→ **GIVEN REQUEST**
Copy the data precisely, keeping every character.

/---

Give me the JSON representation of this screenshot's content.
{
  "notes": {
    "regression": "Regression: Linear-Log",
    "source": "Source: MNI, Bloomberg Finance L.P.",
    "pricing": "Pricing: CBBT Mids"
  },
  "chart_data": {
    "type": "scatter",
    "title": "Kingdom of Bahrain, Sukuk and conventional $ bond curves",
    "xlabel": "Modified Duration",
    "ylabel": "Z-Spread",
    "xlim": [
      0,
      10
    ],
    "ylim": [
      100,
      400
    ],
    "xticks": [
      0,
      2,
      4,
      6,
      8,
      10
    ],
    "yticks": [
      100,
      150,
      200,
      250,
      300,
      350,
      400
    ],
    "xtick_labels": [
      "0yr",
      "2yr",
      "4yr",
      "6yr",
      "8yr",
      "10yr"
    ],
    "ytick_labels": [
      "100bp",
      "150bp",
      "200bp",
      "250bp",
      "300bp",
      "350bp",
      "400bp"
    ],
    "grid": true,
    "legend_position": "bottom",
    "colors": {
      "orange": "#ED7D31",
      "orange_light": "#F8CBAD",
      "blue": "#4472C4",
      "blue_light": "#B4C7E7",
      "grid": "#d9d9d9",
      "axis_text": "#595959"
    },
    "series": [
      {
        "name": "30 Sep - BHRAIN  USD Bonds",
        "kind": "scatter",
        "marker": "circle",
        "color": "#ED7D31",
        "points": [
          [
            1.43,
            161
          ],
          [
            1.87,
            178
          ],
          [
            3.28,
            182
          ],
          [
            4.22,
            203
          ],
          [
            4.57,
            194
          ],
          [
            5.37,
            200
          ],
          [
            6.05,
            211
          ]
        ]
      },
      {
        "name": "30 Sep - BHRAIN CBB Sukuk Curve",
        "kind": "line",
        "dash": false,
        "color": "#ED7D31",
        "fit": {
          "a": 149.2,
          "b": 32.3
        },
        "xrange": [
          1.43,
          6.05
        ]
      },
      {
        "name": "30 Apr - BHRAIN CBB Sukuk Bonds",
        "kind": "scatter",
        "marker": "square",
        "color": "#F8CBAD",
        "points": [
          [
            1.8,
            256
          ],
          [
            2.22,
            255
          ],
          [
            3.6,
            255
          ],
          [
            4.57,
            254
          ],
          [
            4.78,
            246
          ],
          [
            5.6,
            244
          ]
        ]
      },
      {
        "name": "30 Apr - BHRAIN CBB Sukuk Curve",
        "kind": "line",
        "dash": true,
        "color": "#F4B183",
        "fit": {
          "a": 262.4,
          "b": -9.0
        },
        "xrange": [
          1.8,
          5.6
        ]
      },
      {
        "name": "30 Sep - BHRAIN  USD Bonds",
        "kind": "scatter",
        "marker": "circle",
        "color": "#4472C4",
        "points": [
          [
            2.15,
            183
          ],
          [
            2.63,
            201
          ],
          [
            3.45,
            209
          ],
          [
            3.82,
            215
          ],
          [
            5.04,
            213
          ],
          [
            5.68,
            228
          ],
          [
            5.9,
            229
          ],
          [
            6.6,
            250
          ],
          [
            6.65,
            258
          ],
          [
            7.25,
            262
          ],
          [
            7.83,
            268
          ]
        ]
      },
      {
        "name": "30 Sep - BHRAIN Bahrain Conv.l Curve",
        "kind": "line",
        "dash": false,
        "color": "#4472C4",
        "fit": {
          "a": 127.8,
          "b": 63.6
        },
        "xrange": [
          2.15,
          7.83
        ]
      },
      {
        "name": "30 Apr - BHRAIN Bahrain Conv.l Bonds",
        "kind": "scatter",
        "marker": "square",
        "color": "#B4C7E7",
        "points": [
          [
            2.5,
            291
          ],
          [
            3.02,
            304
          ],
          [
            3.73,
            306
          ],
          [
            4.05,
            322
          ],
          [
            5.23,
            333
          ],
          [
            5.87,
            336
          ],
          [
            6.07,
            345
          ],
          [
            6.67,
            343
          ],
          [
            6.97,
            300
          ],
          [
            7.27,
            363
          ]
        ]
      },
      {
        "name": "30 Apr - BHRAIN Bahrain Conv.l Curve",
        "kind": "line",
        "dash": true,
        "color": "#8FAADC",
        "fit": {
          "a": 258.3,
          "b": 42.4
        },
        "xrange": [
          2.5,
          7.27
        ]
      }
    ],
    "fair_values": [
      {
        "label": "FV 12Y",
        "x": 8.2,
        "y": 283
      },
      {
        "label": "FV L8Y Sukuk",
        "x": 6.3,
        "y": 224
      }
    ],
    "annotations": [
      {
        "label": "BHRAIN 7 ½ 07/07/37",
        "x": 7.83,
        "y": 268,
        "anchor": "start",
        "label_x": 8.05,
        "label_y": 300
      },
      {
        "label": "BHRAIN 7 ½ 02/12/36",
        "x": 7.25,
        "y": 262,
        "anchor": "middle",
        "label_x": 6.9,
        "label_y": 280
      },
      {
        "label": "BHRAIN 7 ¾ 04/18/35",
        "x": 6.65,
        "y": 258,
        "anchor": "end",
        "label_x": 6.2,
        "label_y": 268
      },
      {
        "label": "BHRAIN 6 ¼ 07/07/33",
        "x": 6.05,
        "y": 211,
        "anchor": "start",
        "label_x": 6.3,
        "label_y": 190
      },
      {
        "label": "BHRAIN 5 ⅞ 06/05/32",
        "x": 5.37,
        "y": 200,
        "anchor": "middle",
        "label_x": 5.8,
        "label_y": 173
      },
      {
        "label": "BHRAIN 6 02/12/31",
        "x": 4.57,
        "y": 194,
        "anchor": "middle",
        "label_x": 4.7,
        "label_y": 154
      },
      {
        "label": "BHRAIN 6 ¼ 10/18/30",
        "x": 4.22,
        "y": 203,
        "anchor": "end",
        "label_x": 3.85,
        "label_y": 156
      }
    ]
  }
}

\---

→ **ANSWER IN FULL**
Give me the JSON representation of this screenshot's content.
{
  "notes": {
    "regression": "Regression: Linear-Log",
    "source": "Source: MNI, Bloomberg Finance L.P.",
    "pricing": "Pricing: CBBT Mids"
  },
  "chart_data": {
    "type": "scatter",
    "title": "Kingdom of Bahrain, Sukuk and conventional $ bond curves",
    "xlabel": "Modified Duration",
    "ylabel": "Z-Spread",
    "xlim": [
      0,
      10
    ],
    "ylim": [
      100,
      400
    ],
    "xticks": [
      0,
      2,
      4,
      6,
      8,
      10
    ],
    "yticks": [
      100,
      150,
      200,
      250,
      300,
      350,
      400
    ],
    "xtick_labels": [
      "0yr",
      "2yr",
      "4yr",
      "6yr",
      "8yr",
      "10yr"
    ],
    "ytick_labels": [
      "100bp",
      "150bp",
      "200bp",
      "250bp",
      "300bp",
      "350bp",
      "400bp"
    ],
    "grid": true,
    "legend_position": "bottom",
    "colors": {
      "orange": "#ED7D31",
      "orange_light": "#F8CBAD",
      "blue": "#4472C4",
      "blue_light": "#B4C7E7",
      "grid": "#d9d9d9",
      "axis_text": "#595959"
    },
    "series": [
      {
        "name": "30 Sep - BHRAIN  USD Bonds",
        "kind": "scatter",
        "marker": "circle",
        "color": "#ED7D31",
        "points": [
          [
            1.43,
            161
          ],
          [
            1.87,
            178
          ],
          [
            3.28,
            182
          ],
          [
            4.22,
            203
          ],
          [
            4.57,
            194
          ],
          [
            5.37,
            200
          ],
          [
            6.05,
            211
          ]
        ]
      },
      {
        "name": "30 Sep - BHRAIN CBB Sukuk Curve",
        "kind": "line",
        "dash": false,
        "color": "#ED7D31",
        "fit": {
          "a": 149.2,
          "b": 32.3
        },
        "xrange": [
          1.43,
          6.05
        ]
      },
      {
        "name": "30 Apr - BHRAIN CBB Sukuk Bonds",
        "kind": "scatter",
        "marker": "square",
        "color": "#F8CBAD",
        "points": [
          [
            1.8,
            256
          ],
          [
            2.22,
            255
          ],
          [
            3.6,
            255
          ],
          [
            4.57,
            254
          ],
          [
            4.78,
            246
          ],
          [
            5.6,
            244
          ]
        ]
      },
      {
        "name": "30 Apr - BHRAIN CBB Sukuk Curve",
        "kind": "line",
        "dash": true,
        "color": "#F4B183",
        "fit": {
          "a": 262.4,
          "b": -9.0
        },
        "xrange": [
          1.8,
          5.6
        ]
      },
      {
        "name": "30 Sep - BHRAIN  USD Bonds",
        "kind": "scatter",
        "marker": "circle",
        "color": "#4472C4",
        "points": [
          [
            2.15,
            183
          ],
          [
            2.63,
            201
          ],
          [
            3.45,
            209
          ],
          [
            3.82,
            215
          ],
          [
            5.04,
            213
          ],
          [
            5.68,
            228
          ],
          [
            5.9,
            229
          ],
          [
            6.6,
            250
          ],
          [
            6.65,
            258
          ],
          [
            7.25,
            262
          ],
          [
            7.83,
            268
          ]
        ]
      },
      {
        "name": "30 Sep - BHRAIN Bahrain Conv.l Curve",
        "kind": "line",
        "dash": false,
        "color": "#4472C4",
        "fit": {
          "a": 127.8,
          "b": 63.6
        },
        "xrange": [
          2.15,
          7.83
        ]
      },
      {
        "name": "30 Apr - BHRAIN Bahrain Conv.l Bonds",
        "kind": "scatter",
        "marker": "square",
        "color": "#B4C7E7",
        "points": [
          [
            2.5,
            291
          ],
          [
            3.02,
            304
          ],
          [
            3.73,
            306
          ],
          [
            4.05,
            322
          ],
          [
            5.23,
            333
          ],
          [
            5.87,
            336
          ],
          [
            6.07,
            345
          ],
          [
            6.67,
            343
          ],
          [
            6.97,
            300
          ],
          [
            7.27,
            363
          ]
        ]
      },
      {
        "name": "30 Apr - BHRAIN Bahrain Conv.l Curve",
        "kind": "line",
        "dash": true,
        "color": "#8FAADC",
        "fit": {
          "a": 258.3,
          "b": 42.4
        },
        "xrange": [
          2.5,
          7.27
        ]
      }
    ],
    "fair_values": [
      {
        "label": "FV 12Y",
        "x": 8.2,
        "y": 283
      },
      {
        "label": "FV L8Y Sukuk",
        "x": 6.3,
        "y": 224
      }
    ],
    "annotations": [
      {
        "label": "BHRAIN 7 ½ 07/07/37",
        "x": 7.83,
        "y": 268,
        "anchor": "start",
        "label_x": 8.05,
        "label_y": 300
      },
      {
        "label": "BHRAIN 7 ½ 02/12/36",
        "x": 7.25,
        "y": 262,
        "anchor": "middle",
        "label_x": 6.9,
        "label_y": 280
      },
      {
        "label": "BHRAIN 7 ¾ 04/18/35",
        "x": 6.65,
        "y": 258,
        "anchor": "end",
        "label_x": 6.2,
        "label_y": 268
      },
      {
        "label": "BHRAIN 6 ¼ 07/07/33",
        "x": 6.05,
        "y": 211,
        "anchor": "start",
        "label_x": 6.3,
        "label_y": 190
      },
      {
        "label": "BHRAIN 5 ⅞ 06/05/32",
        "x": 5.37,
        "y": 200,
        "anchor": "middle",
        "label_x": 5.8,
        "label_y": 173
      },
      {
        "label": "BHRAIN 6 02/12/31",
        "x": 4.57,
        "y": 194,
        "anchor": "middle",
        "label_x": 4.7,
        "label_y": 154
      },
      {
        "label": "BHRAIN 6 ¼ 10/18/30",
        "x": 4.22,
        "y": 203,
        "anchor": "end",
        "label_x": 3.85,
        "label_y": 156
      }
    ]
  }
}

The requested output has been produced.